What is required — Pull out every line with the word "预防为主".

Excerpted data —
###
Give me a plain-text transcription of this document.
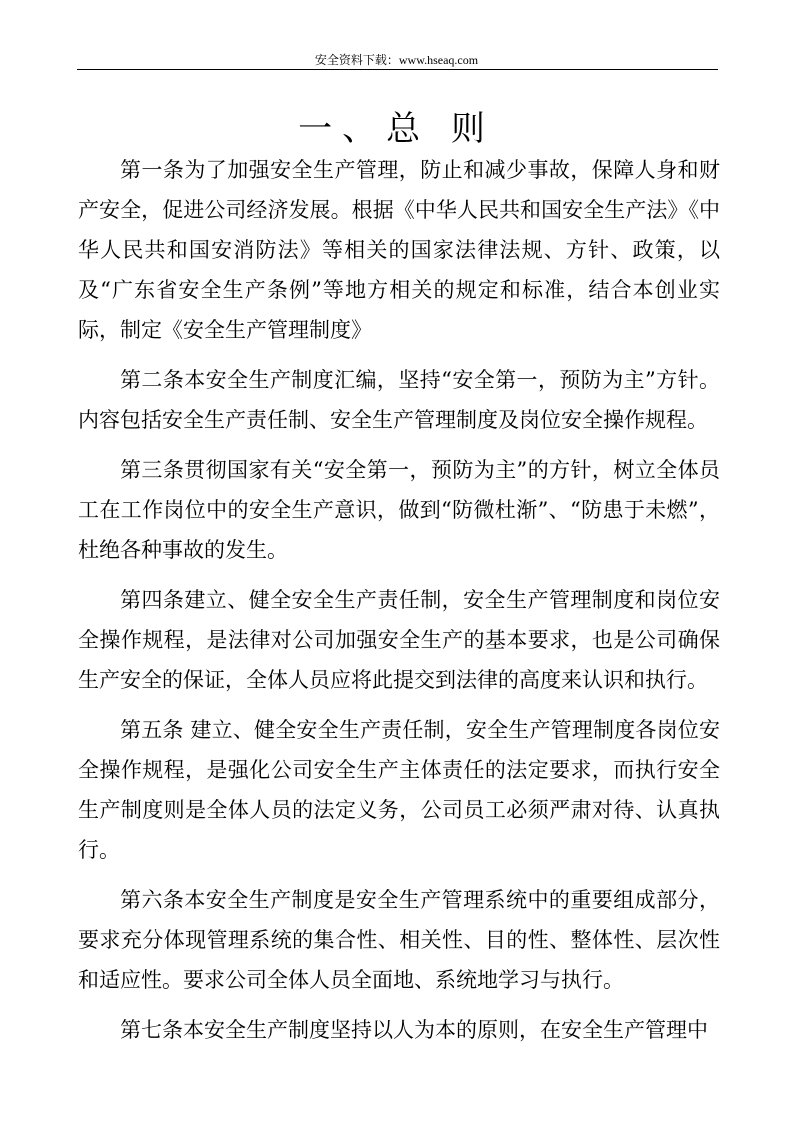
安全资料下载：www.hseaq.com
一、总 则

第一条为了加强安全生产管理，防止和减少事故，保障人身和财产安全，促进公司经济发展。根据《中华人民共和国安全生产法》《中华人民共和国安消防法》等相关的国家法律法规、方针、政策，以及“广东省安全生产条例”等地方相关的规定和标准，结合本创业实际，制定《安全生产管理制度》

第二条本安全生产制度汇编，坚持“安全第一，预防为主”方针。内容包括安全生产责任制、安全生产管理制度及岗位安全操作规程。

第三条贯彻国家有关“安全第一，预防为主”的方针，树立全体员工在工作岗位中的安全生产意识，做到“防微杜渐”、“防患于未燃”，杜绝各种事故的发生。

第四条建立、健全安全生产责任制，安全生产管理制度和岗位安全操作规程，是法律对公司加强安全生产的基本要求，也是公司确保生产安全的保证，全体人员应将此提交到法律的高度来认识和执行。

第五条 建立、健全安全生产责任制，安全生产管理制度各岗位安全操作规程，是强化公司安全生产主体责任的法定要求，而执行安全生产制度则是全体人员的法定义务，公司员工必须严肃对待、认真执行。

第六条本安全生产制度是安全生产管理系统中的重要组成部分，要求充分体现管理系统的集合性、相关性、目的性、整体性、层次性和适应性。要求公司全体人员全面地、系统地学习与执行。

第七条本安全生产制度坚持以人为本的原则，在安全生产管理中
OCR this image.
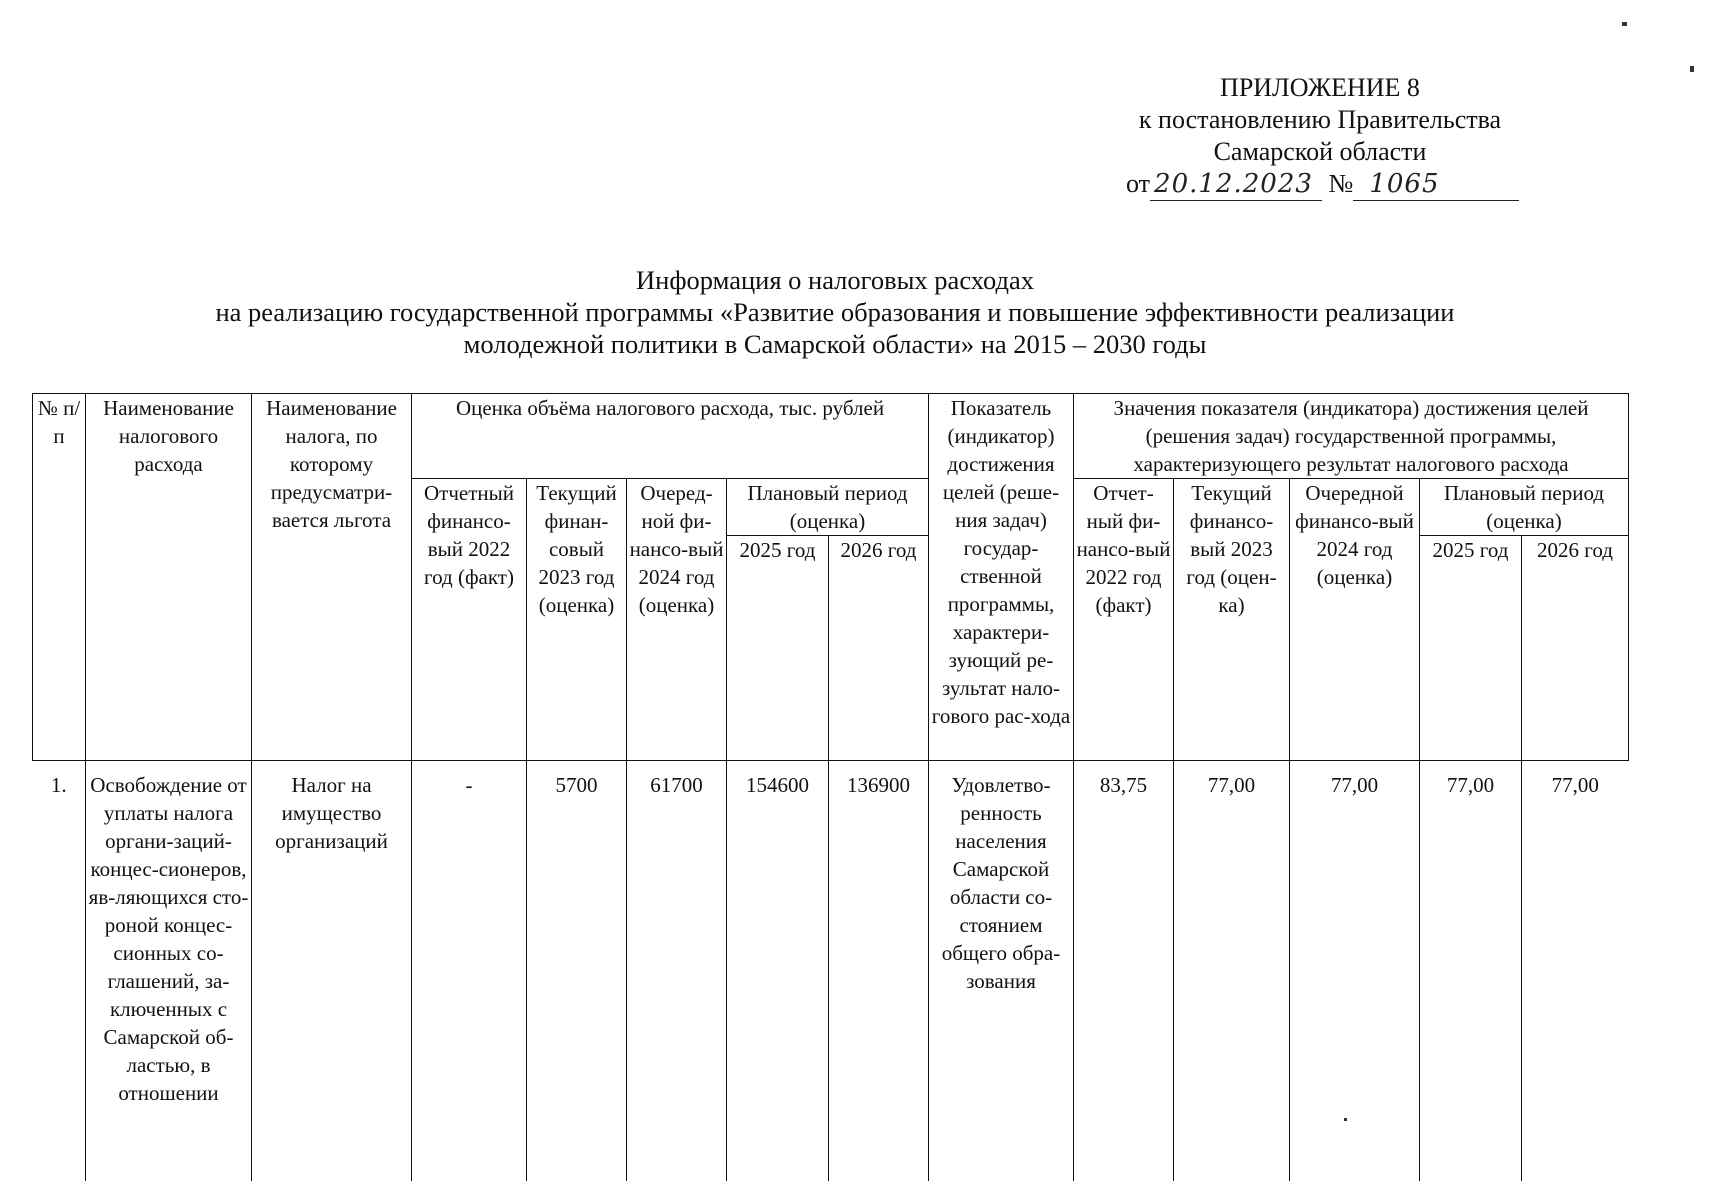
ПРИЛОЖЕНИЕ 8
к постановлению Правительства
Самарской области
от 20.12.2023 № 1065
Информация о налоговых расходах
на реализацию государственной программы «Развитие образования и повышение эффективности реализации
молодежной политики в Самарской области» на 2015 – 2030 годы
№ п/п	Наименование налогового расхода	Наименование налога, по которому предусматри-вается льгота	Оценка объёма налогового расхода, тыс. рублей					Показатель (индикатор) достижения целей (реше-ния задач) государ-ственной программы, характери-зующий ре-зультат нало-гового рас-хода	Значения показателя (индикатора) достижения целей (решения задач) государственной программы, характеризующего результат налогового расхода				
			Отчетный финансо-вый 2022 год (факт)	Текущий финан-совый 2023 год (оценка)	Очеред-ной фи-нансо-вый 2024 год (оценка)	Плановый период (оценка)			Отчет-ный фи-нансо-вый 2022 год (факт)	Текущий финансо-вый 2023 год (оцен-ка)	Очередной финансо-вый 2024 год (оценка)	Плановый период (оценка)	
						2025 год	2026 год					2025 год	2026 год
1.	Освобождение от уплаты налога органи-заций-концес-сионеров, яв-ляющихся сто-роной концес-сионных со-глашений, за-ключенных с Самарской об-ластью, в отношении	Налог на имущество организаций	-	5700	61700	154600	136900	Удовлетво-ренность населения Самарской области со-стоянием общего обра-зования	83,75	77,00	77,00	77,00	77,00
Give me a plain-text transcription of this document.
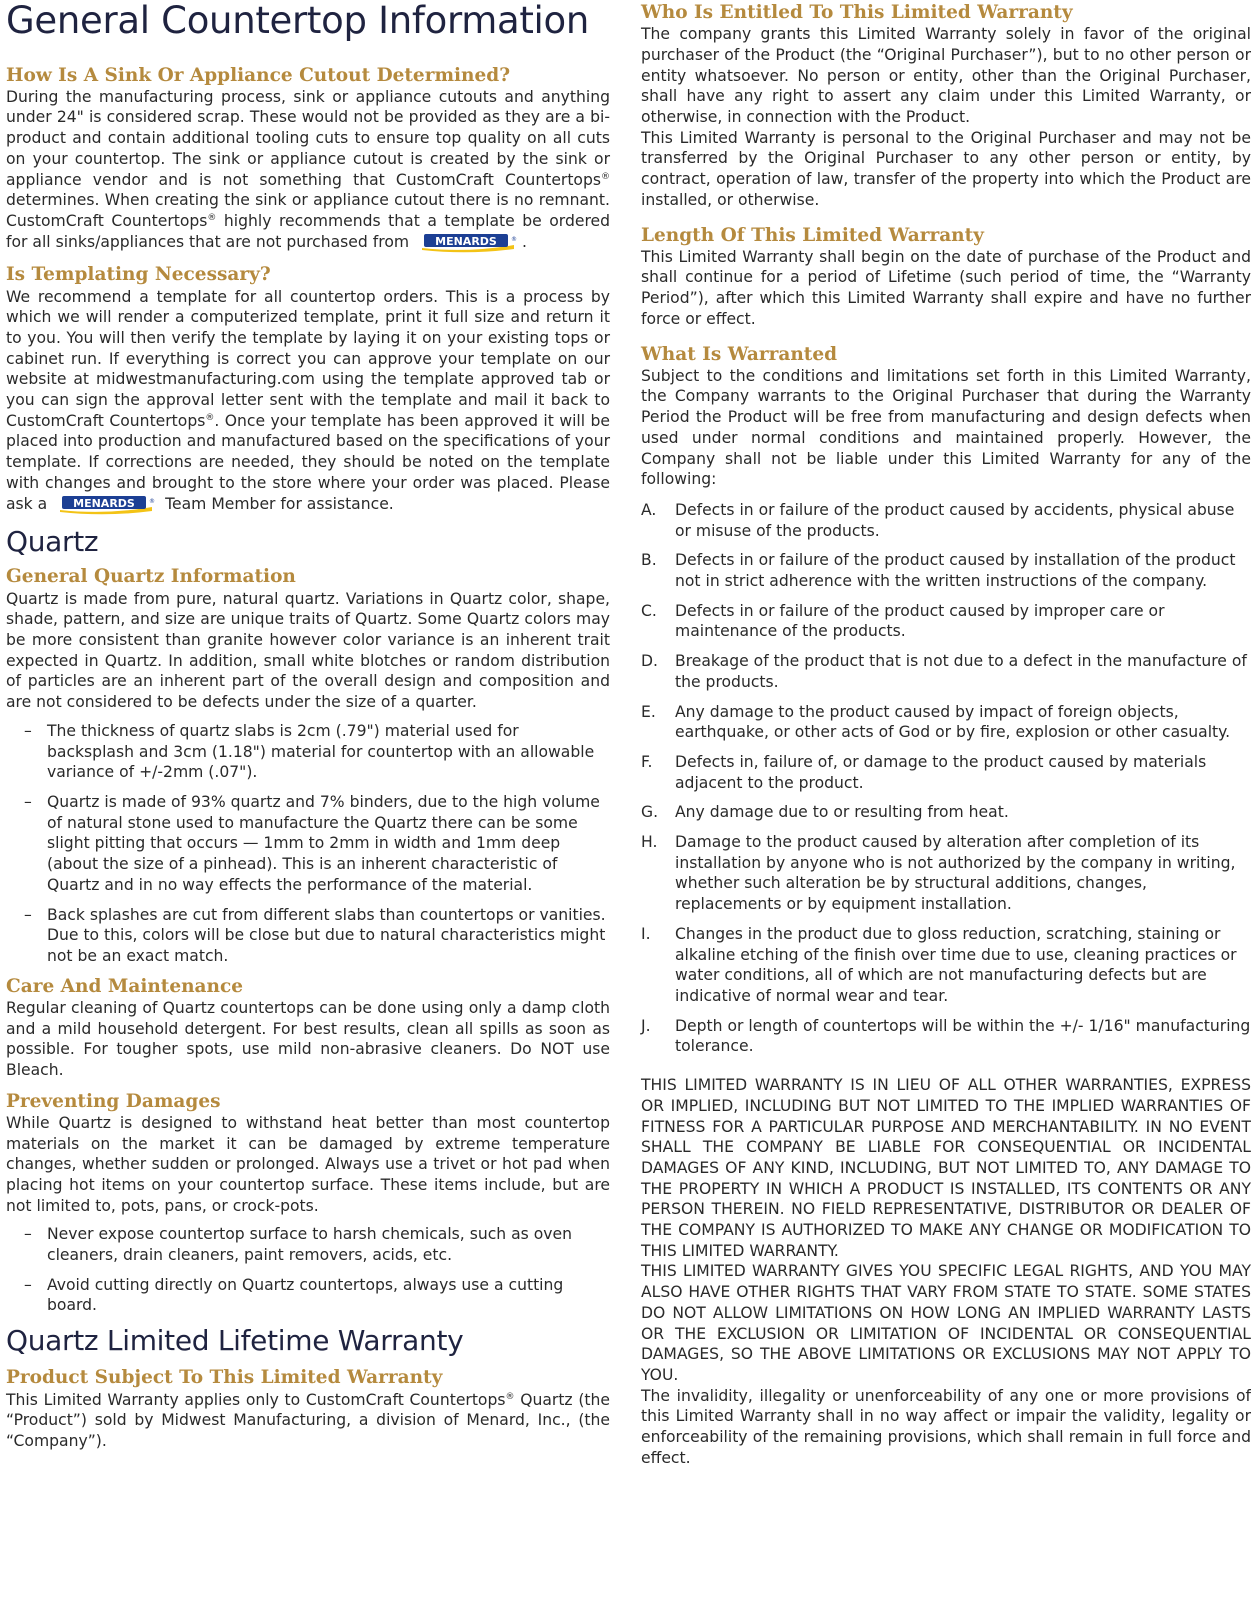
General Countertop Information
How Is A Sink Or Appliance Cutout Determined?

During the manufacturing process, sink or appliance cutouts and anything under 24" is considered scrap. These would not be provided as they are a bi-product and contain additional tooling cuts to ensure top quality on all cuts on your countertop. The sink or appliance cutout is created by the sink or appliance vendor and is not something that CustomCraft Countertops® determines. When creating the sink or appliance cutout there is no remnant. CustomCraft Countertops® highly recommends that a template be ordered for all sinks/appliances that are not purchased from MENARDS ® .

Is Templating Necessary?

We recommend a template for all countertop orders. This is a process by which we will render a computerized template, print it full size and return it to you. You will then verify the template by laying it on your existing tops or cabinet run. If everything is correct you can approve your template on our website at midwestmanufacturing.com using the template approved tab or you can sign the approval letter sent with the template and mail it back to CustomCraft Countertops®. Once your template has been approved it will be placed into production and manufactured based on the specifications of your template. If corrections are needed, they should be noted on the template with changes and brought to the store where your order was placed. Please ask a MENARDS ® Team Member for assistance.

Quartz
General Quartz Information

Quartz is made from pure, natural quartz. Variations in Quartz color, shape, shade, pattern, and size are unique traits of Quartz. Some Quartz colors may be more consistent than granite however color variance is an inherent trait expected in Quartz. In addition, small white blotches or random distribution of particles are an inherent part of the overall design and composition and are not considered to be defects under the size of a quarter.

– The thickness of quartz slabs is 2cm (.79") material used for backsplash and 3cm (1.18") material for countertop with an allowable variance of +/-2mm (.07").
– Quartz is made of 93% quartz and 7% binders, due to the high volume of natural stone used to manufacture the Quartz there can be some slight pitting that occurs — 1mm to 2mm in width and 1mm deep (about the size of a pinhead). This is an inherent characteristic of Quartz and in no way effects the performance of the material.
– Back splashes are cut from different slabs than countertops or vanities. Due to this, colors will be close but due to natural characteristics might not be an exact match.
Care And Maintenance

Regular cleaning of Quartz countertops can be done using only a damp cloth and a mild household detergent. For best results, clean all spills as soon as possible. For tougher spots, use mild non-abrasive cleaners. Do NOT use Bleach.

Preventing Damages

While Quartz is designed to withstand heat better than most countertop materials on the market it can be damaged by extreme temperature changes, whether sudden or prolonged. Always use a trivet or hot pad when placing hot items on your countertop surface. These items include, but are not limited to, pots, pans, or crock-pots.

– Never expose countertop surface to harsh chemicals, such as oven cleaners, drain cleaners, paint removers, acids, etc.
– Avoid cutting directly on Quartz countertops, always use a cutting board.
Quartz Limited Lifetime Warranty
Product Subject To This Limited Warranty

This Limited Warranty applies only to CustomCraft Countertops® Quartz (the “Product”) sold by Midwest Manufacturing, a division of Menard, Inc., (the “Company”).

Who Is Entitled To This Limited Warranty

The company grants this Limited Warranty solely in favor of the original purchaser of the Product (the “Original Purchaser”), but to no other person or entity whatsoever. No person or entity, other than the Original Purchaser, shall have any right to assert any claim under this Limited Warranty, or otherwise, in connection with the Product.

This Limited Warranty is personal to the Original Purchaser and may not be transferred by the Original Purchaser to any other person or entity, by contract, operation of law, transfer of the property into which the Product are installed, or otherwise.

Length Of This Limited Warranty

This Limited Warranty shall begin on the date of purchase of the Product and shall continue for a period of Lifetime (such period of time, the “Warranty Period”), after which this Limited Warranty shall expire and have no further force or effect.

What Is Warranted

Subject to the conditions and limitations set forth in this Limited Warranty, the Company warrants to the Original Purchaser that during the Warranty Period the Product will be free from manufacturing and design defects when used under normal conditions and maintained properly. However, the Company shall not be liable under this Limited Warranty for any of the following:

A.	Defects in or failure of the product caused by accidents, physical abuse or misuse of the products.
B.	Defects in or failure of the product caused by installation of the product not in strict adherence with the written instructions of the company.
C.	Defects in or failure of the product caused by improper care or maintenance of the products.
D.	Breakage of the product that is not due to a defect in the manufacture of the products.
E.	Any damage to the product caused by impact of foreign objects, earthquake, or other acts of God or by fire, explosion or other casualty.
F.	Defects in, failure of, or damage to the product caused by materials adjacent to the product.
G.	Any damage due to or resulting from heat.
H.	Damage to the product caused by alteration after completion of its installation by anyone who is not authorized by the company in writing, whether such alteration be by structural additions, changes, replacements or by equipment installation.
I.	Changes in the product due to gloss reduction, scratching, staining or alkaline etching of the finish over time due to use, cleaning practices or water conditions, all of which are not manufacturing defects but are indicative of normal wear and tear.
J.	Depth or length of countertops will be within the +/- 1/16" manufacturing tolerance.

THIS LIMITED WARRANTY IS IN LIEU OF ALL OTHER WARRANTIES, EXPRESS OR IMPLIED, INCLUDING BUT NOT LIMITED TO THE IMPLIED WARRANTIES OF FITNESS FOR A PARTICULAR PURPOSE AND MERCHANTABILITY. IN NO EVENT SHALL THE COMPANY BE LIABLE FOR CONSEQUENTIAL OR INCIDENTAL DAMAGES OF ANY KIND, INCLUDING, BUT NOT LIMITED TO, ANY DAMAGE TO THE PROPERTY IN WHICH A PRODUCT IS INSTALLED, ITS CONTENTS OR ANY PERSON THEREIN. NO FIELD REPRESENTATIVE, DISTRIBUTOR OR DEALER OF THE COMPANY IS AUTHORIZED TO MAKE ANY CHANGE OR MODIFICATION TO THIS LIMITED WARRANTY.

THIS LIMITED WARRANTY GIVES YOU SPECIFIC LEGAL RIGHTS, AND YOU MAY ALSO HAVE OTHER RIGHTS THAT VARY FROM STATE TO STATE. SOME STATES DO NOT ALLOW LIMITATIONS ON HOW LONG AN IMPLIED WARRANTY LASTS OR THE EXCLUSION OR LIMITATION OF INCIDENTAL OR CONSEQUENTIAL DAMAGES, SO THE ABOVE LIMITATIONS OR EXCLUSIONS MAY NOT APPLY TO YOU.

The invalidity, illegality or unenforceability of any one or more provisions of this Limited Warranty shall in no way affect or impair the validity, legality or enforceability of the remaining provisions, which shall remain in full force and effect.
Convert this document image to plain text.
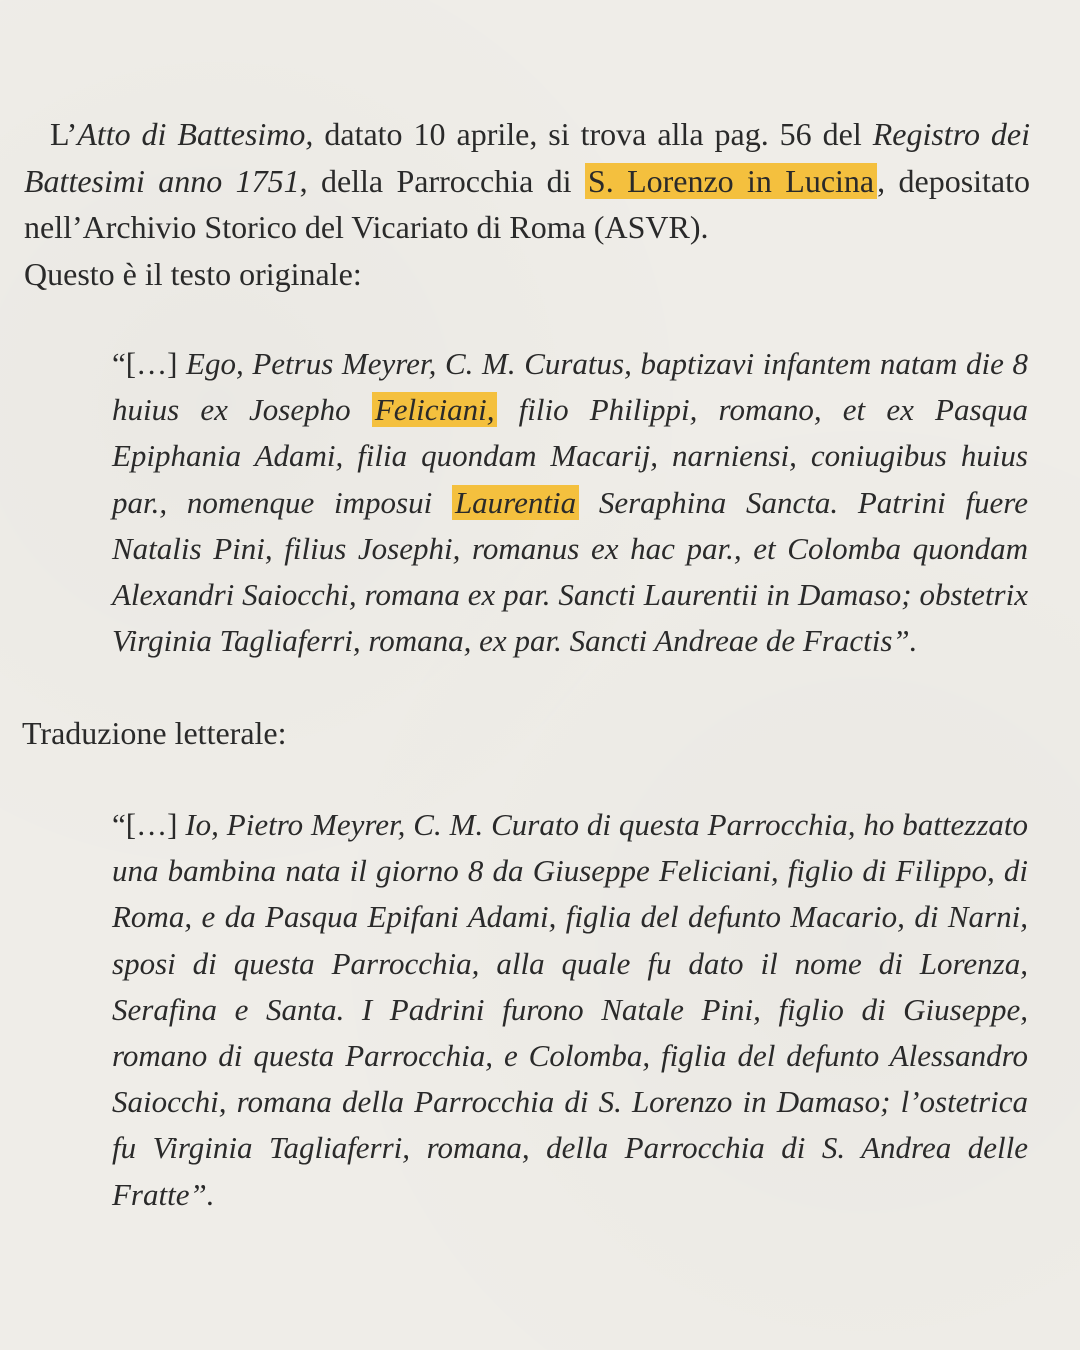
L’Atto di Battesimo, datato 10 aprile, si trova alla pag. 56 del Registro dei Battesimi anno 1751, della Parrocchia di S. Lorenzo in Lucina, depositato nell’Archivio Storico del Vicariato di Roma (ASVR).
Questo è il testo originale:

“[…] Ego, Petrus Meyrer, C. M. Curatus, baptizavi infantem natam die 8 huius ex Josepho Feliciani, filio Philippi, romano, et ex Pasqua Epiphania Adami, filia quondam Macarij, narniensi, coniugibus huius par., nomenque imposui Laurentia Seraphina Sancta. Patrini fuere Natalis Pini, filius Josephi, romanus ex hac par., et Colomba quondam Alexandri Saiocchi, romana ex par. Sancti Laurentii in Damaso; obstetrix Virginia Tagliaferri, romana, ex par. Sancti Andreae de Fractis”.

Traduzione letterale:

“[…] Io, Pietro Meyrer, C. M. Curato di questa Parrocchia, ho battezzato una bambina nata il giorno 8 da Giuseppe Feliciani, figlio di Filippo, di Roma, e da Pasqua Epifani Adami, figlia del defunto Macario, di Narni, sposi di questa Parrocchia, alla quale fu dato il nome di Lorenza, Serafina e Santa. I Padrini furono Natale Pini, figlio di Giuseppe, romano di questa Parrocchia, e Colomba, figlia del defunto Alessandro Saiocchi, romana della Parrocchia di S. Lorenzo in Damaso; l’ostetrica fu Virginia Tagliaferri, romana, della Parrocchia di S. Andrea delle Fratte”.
###
Worked solution —
第二条本安全生产制度汇编，坚持“安全第一，预防为主”方针。内容包括安全生产责任制、安全生产管理制度及岗位安全操作规程。
第三条贯彻国家有关“安全第一，预防为主”的方针，树立全体员工在工作岗位中的安全生产意识，做到“防微杜渐”、“防患于未燃”，杜绝各种事故的发生。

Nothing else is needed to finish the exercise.